* [TASK PROMPT]: Would you repeat the listing exactly but omit every picture?

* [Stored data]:
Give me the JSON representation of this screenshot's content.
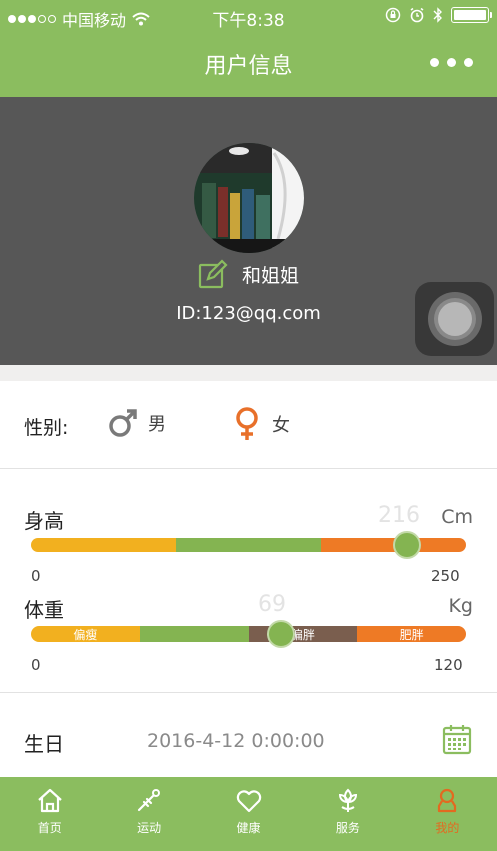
{
  "status_bar": {
    "carrier": "中国移动",
    "time": "下午8:38"
  },
  "nav": {
    "title": "用户信息",
    "more_icon": "more-dots-icon"
  },
  "profile": {
    "name": "和姐姐",
    "id_text": "ID:123@qq.com",
    "edit_icon": "edit-icon"
  },
  "gender": {
    "label": "性别:",
    "options": [
      {
        "label": "男",
        "icon": "male-icon",
        "color": "#7a7a7a"
      },
      {
        "label": "女",
        "icon": "female-icon",
        "color": "#e8702a"
      }
    ]
  },
  "height": {
    "label": "身高",
    "value": "216",
    "unit": "Cm",
    "min": "0",
    "max": "250",
    "segments": [
      {
        "label": "",
        "color": "#f2b01f",
        "fraction": 0.333
      },
      {
        "label": "",
        "color": "#84b451",
        "fraction": 0.334
      },
      {
        "label": "",
        "color": "#ee7a25",
        "fraction": 0.333
      }
    ],
    "level": 0.864
  },
  "weight": {
    "label": "体重",
    "value": "69",
    "unit": "Kg",
    "min": "0",
    "max": "120",
    "segments": [
      {
        "label": "偏瘦",
        "color": "#f2b01f",
        "fraction": 0.25
      },
      {
        "label": "",
        "color": "#84b451",
        "fraction": 0.25
      },
      {
        "label": "偏胖",
        "color": "#7a5e4e",
        "fraction": 0.25
      },
      {
        "label": "肥胖",
        "color": "#ee7a25",
        "fraction": 0.25
      }
    ],
    "level": 0.575
  },
  "birthday": {
    "label": "生日",
    "value": "2016-4-12 0:00:00",
    "icon": "calendar-icon"
  },
  "tabbar": {
    "tabs": [
      {
        "label": "首页",
        "icon": "home-icon",
        "active": false
      },
      {
        "label": "运动",
        "icon": "sport-icon",
        "active": false
      },
      {
        "label": "健康",
        "icon": "heart-icon",
        "active": false
      },
      {
        "label": "服务",
        "icon": "service-icon",
        "active": false
      },
      {
        "label": "我的",
        "icon": "person-icon",
        "active": true
      }
    ]
  },
  "colors": {
    "brand_green": "#8bbd5f",
    "header_gray": "#575757",
    "active_orange": "#e36a20"
  }
}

* [THE ANSWER]:
Give me the JSON representation of this screenshot's content.
{
  "status_bar": {
    "carrier": "中国移动",
    "time": "下午8:38"
  },
  "nav": {
    "title": "用户信息",
    "more_icon": "more-dots-icon"
  },
  "profile": {
    "name": "和姐姐",
    "id_text": "ID:123@qq.com",
    "edit_icon": "edit-icon"
  },
  "gender": {
    "label": "性别:",
    "options": [
      {
        "label": "男",
        "icon": "male-icon",
        "color": "#7a7a7a"
      },
      {
        "label": "女",
        "icon": "female-icon",
        "color": "#e8702a"
      }
    ]
  },
  "height": {
    "label": "身高",
    "value": "216",
    "unit": "Cm",
    "min": "0",
    "max": "250",
    "segments": [
      {
        "label": "",
        "color": "#f2b01f",
        "fraction": 0.333
      },
      {
        "label": "",
        "color": "#84b451",
        "fraction": 0.334
      },
      {
        "label": "",
        "color": "#ee7a25",
        "fraction": 0.333
      }
    ],
    "level": 0.864
  },
  "weight": {
    "label": "体重",
    "value": "69",
    "unit": "Kg",
    "min": "0",
    "max": "120",
    "segments": [
      {
        "label": "偏瘦",
        "color": "#f2b01f",
        "fraction": 0.25
      },
      {
        "label": "",
        "color": "#84b451",
        "fraction": 0.25
      },
      {
        "label": "偏胖",
        "color": "#7a5e4e",
        "fraction": 0.25
      },
      {
        "label": "肥胖",
        "color": "#ee7a25",
        "fraction": 0.25
      }
    ],
    "level": 0.575
  },
  "birthday": {
    "label": "生日",
    "value": "2016-4-12 0:00:00",
    "icon": "calendar-icon"
  },
  "tabbar": {
    "tabs": [
      {
        "label": "首页",
        "icon": "home-icon",
        "active": false
      },
      {
        "label": "运动",
        "icon": "sport-icon",
        "active": false
      },
      {
        "label": "健康",
        "icon": "heart-icon",
        "active": false
      },
      {
        "label": "服务",
        "icon": "service-icon",
        "active": false
      },
      {
        "label": "我的",
        "icon": "person-icon",
        "active": true
      }
    ]
  },
  "colors": {
    "brand_green": "#8bbd5f",
    "header_gray": "#575757",
    "active_orange": "#e36a20"
  }
}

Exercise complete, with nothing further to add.